Problem to work on: Can you update the material below by changing every "sidebar-item-label" to "nav-item-label" and leaving everything else as it is?
===== Information given
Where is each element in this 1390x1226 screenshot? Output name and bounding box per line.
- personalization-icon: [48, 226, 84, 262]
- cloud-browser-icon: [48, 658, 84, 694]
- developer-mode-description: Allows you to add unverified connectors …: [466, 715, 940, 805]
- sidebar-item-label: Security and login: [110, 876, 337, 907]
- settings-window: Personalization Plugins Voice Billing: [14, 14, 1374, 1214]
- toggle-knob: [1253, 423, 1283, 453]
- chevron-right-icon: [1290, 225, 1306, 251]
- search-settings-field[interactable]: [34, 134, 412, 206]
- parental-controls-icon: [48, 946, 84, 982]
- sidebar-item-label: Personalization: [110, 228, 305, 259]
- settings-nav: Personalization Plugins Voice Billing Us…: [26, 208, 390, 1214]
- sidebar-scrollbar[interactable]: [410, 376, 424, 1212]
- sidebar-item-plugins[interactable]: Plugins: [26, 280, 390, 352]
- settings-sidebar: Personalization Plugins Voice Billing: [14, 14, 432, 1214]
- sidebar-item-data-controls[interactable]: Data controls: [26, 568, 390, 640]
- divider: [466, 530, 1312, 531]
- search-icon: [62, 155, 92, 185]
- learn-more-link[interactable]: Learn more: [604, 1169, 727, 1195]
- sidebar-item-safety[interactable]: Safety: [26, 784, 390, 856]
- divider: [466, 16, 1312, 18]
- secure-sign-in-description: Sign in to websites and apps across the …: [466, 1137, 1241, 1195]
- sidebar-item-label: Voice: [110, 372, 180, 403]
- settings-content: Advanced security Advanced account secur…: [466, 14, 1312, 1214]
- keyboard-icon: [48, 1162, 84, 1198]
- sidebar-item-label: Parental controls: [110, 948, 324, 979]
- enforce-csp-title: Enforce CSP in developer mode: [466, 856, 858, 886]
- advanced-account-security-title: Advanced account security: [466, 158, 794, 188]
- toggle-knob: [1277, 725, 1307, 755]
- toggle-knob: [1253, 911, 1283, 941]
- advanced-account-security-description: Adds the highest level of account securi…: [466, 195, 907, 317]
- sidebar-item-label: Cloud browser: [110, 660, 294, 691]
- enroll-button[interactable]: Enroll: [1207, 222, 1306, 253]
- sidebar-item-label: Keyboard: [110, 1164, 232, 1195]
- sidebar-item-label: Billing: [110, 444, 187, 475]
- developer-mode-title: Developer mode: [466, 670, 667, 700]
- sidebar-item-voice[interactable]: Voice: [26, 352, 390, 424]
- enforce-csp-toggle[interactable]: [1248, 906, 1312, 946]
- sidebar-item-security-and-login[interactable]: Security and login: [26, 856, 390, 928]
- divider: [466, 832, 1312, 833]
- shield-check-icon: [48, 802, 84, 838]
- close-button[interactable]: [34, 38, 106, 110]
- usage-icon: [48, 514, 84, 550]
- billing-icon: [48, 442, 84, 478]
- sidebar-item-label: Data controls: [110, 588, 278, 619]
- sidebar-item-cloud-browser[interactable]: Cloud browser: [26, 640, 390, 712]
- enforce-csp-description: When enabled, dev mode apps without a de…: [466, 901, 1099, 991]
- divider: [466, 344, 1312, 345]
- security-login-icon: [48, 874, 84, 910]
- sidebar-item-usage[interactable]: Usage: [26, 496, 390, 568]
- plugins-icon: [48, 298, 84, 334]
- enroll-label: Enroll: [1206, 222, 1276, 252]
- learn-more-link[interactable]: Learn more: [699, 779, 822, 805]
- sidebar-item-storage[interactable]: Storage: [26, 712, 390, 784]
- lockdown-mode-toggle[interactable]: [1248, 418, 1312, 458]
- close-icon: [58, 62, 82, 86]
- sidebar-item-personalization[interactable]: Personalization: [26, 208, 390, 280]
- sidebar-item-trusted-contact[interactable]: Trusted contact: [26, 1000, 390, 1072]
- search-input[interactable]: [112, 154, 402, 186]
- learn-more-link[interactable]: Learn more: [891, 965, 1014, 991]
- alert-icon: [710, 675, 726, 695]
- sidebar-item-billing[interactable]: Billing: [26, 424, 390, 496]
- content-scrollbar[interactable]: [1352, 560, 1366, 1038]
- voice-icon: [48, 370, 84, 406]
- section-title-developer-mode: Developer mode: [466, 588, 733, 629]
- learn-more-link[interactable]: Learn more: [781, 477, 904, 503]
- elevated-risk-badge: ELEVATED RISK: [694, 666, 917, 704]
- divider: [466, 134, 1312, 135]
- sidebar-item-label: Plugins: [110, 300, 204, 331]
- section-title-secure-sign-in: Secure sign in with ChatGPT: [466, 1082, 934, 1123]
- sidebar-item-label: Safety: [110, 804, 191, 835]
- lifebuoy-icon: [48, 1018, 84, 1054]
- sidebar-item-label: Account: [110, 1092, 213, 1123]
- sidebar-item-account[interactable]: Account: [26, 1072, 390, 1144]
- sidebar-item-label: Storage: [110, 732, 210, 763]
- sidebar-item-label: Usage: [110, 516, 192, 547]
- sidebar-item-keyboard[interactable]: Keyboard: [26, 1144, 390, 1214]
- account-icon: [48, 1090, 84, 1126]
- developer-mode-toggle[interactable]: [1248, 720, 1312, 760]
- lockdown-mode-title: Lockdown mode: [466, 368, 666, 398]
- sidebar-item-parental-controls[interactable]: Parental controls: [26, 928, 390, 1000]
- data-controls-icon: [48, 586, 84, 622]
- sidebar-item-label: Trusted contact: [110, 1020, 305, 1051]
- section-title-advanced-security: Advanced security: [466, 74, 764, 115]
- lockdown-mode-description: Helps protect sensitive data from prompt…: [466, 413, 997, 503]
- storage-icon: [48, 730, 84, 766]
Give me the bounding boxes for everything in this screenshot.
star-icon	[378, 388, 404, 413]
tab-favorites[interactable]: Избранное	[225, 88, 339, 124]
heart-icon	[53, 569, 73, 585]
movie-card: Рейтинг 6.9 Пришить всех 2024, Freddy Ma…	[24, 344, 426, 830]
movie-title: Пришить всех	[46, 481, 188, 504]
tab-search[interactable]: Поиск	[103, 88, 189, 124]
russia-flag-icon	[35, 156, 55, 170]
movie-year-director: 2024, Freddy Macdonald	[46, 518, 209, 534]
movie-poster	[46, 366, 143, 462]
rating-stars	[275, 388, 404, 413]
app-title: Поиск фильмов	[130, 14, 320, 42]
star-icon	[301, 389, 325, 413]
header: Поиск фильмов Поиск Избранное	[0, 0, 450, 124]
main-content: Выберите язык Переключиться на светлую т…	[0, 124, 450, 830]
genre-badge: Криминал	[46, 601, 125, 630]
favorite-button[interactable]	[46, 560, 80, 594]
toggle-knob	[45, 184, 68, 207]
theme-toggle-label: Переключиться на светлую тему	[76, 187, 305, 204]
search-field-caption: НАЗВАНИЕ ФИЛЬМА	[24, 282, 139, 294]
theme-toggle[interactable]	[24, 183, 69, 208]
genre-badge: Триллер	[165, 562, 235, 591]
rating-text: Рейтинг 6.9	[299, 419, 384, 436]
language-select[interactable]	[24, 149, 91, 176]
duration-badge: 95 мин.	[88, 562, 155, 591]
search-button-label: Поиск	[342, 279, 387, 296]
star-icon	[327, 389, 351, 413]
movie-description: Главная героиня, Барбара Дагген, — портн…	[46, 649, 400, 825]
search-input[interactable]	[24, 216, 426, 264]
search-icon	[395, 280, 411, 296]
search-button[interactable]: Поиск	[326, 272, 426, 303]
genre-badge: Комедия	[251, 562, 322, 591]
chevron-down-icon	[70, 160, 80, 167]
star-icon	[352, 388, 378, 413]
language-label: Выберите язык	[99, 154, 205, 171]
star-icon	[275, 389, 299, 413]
==========
Answer for the task:
Where is each element in this 1390x1226 screenshot? Output name and bounding box per line.
- personalization-icon: [48, 226, 84, 262]
- cloud-browser-icon: [48, 658, 84, 694]
- developer-mode-description: Allows you to add unverified connectors …: [466, 715, 940, 805]
- nav-item-label: Security and login: [110, 876, 337, 907]
- settings-window: Personalization Plugins Voice Billing: [14, 14, 1374, 1214]
- toggle-knob: [1253, 423, 1283, 453]
- chevron-right-icon: [1290, 225, 1306, 251]
- search-settings-field[interactable]: [34, 134, 412, 206]
- parental-controls-icon: [48, 946, 84, 982]
- nav-item-label: Personalization: [110, 228, 305, 259]
- settings-nav: Personalization Plugins Voice Billing Us…: [26, 208, 390, 1214]
- sidebar-scrollbar[interactable]: [410, 376, 424, 1212]
- sidebar-item-plugins[interactable]: Plugins: [26, 280, 390, 352]
- settings-sidebar: Personalization Plugins Voice Billing: [14, 14, 432, 1214]
- sidebar-item-data-controls[interactable]: Data controls: [26, 568, 390, 640]
- divider: [466, 530, 1312, 531]
- search-icon: [62, 155, 92, 185]
- learn-more-link[interactable]: Learn more: [604, 1169, 727, 1195]
- sidebar-item-safety[interactable]: Safety: [26, 784, 390, 856]
- divider: [466, 16, 1312, 18]
- secure-sign-in-description: Sign in to websites and apps across the …: [466, 1137, 1241, 1195]
- nav-item-label: Voice: [110, 372, 180, 403]
- settings-content: Advanced security Advanced account secur…: [466, 14, 1312, 1214]
- keyboard-icon: [48, 1162, 84, 1198]
- nav-item-label: Parental controls: [110, 948, 324, 979]
- enforce-csp-title: Enforce CSP in developer mode: [466, 856, 858, 886]
- advanced-account-security-title: Advanced account security: [466, 158, 794, 188]
- toggle-knob: [1277, 725, 1307, 755]
- toggle-knob: [1253, 911, 1283, 941]
- advanced-account-security-description: Adds the highest level of account securi…: [466, 195, 907, 317]
- nav-item-label: Cloud browser: [110, 660, 294, 691]
- enroll-button[interactable]: Enroll: [1207, 222, 1306, 253]
- nav-item-label: Keyboard: [110, 1164, 232, 1195]
- nav-item-label: Billing: [110, 444, 187, 475]
- developer-mode-title: Developer mode: [466, 670, 667, 700]
- sidebar-item-voice[interactable]: Voice: [26, 352, 390, 424]
- enforce-csp-toggle[interactable]: [1248, 906, 1312, 946]
- sidebar-item-security-and-login[interactable]: Security and login: [26, 856, 390, 928]
- divider: [466, 832, 1312, 833]
- shield-check-icon: [48, 802, 84, 838]
- close-button[interactable]: [34, 38, 106, 110]
- usage-icon: [48, 514, 84, 550]
- billing-icon: [48, 442, 84, 478]
- nav-item-label: Data controls: [110, 588, 278, 619]
- sidebar-item-cloud-browser[interactable]: Cloud browser: [26, 640, 390, 712]
- enforce-csp-description: When enabled, dev mode apps without a de…: [466, 901, 1099, 991]
- divider: [466, 344, 1312, 345]
- security-login-icon: [48, 874, 84, 910]
- sidebar-item-usage[interactable]: Usage: [26, 496, 390, 568]
- plugins-icon: [48, 298, 84, 334]
- enroll-label: Enroll: [1206, 222, 1276, 252]
- learn-more-link[interactable]: Learn more: [699, 779, 822, 805]
- sidebar-item-storage[interactable]: Storage: [26, 712, 390, 784]
- lockdown-mode-toggle[interactable]: [1248, 418, 1312, 458]
- close-icon: [58, 62, 82, 86]
- sidebar-item-personalization[interactable]: Personalization: [26, 208, 390, 280]
- sidebar-item-trusted-contact[interactable]: Trusted contact: [26, 1000, 390, 1072]
- search-input[interactable]: [112, 154, 402, 186]
- learn-more-link[interactable]: Learn more: [891, 965, 1014, 991]
- alert-icon: [710, 675, 726, 695]
- sidebar-item-billing[interactable]: Billing: [26, 424, 390, 496]
- content-scrollbar[interactable]: [1352, 560, 1366, 1038]
- voice-icon: [48, 370, 84, 406]
- section-title-developer-mode: Developer mode: [466, 588, 733, 629]
- learn-more-link[interactable]: Learn more: [781, 477, 904, 503]
- elevated-risk-badge: ELEVATED RISK: [694, 666, 917, 704]
- divider: [466, 134, 1312, 135]
- nav-item-label: Plugins: [110, 300, 204, 331]
- section-title-secure-sign-in: Secure sign in with ChatGPT: [466, 1082, 934, 1123]
- nav-item-label: Safety: [110, 804, 191, 835]
- lifebuoy-icon: [48, 1018, 84, 1054]
- nav-item-label: Account: [110, 1092, 213, 1123]
- sidebar-item-account[interactable]: Account: [26, 1072, 390, 1144]
- nav-item-label: Storage: [110, 732, 210, 763]
- nav-item-label: Usage: [110, 516, 192, 547]
- sidebar-item-keyboard[interactable]: Keyboard: [26, 1144, 390, 1214]
- account-icon: [48, 1090, 84, 1126]
- developer-mode-toggle[interactable]: [1248, 720, 1312, 760]
- lockdown-mode-title: Lockdown mode: [466, 368, 666, 398]
- sidebar-item-parental-controls[interactable]: Parental controls: [26, 928, 390, 1000]
- data-controls-icon: [48, 586, 84, 622]
- nav-item-label: Trusted contact: [110, 1020, 305, 1051]
- section-title-advanced-security: Advanced security: [466, 74, 764, 115]
- lockdown-mode-description: Helps protect sensitive data from prompt…: [466, 413, 997, 503]
- storage-icon: [48, 730, 84, 766]
Give me the bounding boxes for everything in this screenshot.
star-icon	[378, 388, 404, 413]
tab-favorites[interactable]: Избранное	[225, 88, 339, 124]
heart-icon	[53, 569, 73, 585]
movie-card: Рейтинг 6.9 Пришить всех 2024, Freddy Ma…	[24, 344, 426, 830]
movie-title: Пришить всех	[46, 481, 188, 504]
tab-search[interactable]: Поиск	[103, 88, 189, 124]
russia-flag-icon	[35, 156, 55, 170]
movie-year-director: 2024, Freddy Macdonald	[46, 518, 209, 534]
movie-poster	[46, 366, 143, 462]
rating-stars	[275, 388, 404, 413]
app-title: Поиск фильмов	[130, 14, 320, 42]
star-icon	[301, 389, 325, 413]
header: Поиск фильмов Поиск Избранное	[0, 0, 450, 124]
main-content: Выберите язык Переключиться на светлую т…	[0, 124, 450, 830]
genre-badge: Криминал	[46, 601, 125, 630]
favorite-button[interactable]	[46, 560, 80, 594]
toggle-knob	[45, 184, 68, 207]
theme-toggle-label: Переключиться на светлую тему	[76, 187, 305, 204]
search-field-caption: НАЗВАНИЕ ФИЛЬМА	[24, 282, 139, 294]
theme-toggle[interactable]	[24, 183, 69, 208]
genre-badge: Триллер	[165, 562, 235, 591]
rating-text: Рейтинг 6.9	[299, 419, 384, 436]
language-select[interactable]	[24, 149, 91, 176]
duration-badge: 95 мин.	[88, 562, 155, 591]
search-button-label: Поиск	[342, 279, 387, 296]
star-icon	[327, 389, 351, 413]
movie-description: Главная героиня, Барбара Дагген, — портн…	[46, 649, 400, 825]
search-input[interactable]	[24, 216, 426, 264]
search-icon	[395, 280, 411, 296]
search-button[interactable]: Поиск	[326, 272, 426, 303]
genre-badge: Комедия	[251, 562, 322, 591]
chevron-down-icon	[70, 160, 80, 167]
star-icon	[352, 388, 378, 413]
language-label: Выберите язык	[99, 154, 205, 171]
star-icon	[275, 389, 299, 413]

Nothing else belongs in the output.